- **What is being asked**
Reproduce each of the lines word for word.

__________________________________________________

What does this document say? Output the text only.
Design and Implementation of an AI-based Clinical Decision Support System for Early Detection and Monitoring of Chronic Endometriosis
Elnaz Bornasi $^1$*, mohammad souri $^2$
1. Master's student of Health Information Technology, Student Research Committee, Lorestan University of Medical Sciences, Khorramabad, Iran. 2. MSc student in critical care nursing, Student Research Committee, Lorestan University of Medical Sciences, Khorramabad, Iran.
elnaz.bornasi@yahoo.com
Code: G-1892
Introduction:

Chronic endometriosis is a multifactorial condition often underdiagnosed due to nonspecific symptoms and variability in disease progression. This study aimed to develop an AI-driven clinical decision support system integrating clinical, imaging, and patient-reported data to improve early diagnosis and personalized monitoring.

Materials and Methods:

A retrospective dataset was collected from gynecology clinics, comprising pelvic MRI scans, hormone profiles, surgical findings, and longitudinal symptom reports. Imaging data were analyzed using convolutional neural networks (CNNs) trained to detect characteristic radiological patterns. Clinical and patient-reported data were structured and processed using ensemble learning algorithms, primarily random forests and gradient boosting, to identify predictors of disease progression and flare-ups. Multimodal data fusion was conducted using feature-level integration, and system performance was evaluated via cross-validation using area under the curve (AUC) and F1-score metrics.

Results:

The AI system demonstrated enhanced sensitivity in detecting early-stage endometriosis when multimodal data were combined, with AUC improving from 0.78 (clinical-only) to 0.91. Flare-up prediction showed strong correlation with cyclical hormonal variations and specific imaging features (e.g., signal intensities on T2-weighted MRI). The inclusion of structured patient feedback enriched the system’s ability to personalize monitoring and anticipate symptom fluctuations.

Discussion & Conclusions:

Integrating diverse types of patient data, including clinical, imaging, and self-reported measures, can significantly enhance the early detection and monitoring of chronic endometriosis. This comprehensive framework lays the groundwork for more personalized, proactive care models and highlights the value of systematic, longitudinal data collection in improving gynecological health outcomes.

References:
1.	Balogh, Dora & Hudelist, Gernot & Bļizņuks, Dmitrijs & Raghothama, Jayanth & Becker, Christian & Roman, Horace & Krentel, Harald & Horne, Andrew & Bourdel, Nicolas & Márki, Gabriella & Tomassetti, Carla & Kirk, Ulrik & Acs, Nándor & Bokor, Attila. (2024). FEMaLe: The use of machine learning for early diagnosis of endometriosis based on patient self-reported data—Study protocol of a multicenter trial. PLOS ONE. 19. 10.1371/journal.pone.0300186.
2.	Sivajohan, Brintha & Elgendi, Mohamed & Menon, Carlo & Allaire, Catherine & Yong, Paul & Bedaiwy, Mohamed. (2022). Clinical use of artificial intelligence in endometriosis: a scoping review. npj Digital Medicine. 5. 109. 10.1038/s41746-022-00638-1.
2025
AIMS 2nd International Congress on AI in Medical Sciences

__________________________________________________

- **Response**
What does this document say? Output the text only.
Design and Implementation of an AI-based Clinical Decision Support System for Early Detection and Monitoring of Chronic Endometriosis
Elnaz Bornasi $^1$*, mohammad souri $^2$
1. Master's student of Health Information Technology, Student Research Committee, Lorestan University of Medical Sciences, Khorramabad, Iran. 2. MSc student in critical care nursing, Student Research Committee, Lorestan University of Medical Sciences, Khorramabad, Iran.
elnaz.bornasi@yahoo.com
Code: G-1892
Introduction:

Chronic endometriosis is a multifactorial condition often underdiagnosed due to nonspecific symptoms and variability in disease progression. This study aimed to develop an AI-driven clinical decision support system integrating clinical, imaging, and patient-reported data to improve early diagnosis and personalized monitoring.

Materials and Methods:

A retrospective dataset was collected from gynecology clinics, comprising pelvic MRI scans, hormone profiles, surgical findings, and longitudinal symptom reports. Imaging data were analyzed using convolutional neural networks (CNNs) trained to detect characteristic radiological patterns. Clinical and patient-reported data were structured and processed using ensemble learning algorithms, primarily random forests and gradient boosting, to identify predictors of disease progression and flare-ups. Multimodal data fusion was conducted using feature-level integration, and system performance was evaluated via cross-validation using area under the curve (AUC) and F1-score metrics.

Results:

The AI system demonstrated enhanced sensitivity in detecting early-stage endometriosis when multimodal data were combined, with AUC improving from 0.78 (clinical-only) to 0.91. Flare-up prediction showed strong correlation with cyclical hormonal variations and specific imaging features (e.g., signal intensities on T2-weighted MRI). The inclusion of structured patient feedback enriched the system’s ability to personalize monitoring and anticipate symptom fluctuations.

Discussion & Conclusions:

Integrating diverse types of patient data, including clinical, imaging, and self-reported measures, can significantly enhance the early detection and monitoring of chronic endometriosis. This comprehensive framework lays the groundwork for more personalized, proactive care models and highlights the value of systematic, longitudinal data collection in improving gynecological health outcomes.

References:
1.	Balogh, Dora & Hudelist, Gernot & Bļizņuks, Dmitrijs & Raghothama, Jayanth & Becker, Christian & Roman, Horace & Krentel, Harald & Horne, Andrew & Bourdel, Nicolas & Márki, Gabriella & Tomassetti, Carla & Kirk, Ulrik & Acs, Nándor & Bokor, Attila. (2024). FEMaLe: The use of machine learning for early diagnosis of endometriosis based on patient self-reported data—Study protocol of a multicenter trial. PLOS ONE. 19. 10.1371/journal.pone.0300186.
2.	Sivajohan, Brintha & Elgendi, Mohamed & Menon, Carlo & Allaire, Catherine & Yong, Paul & Bedaiwy, Mohamed. (2022). Clinical use of artificial intelligence in endometriosis: a scoping review. npj Digital Medicine. 5. 109. 10.1038/s41746-022-00638-1.
2025
AIMS 2nd International Congress on AI in Medical Sciences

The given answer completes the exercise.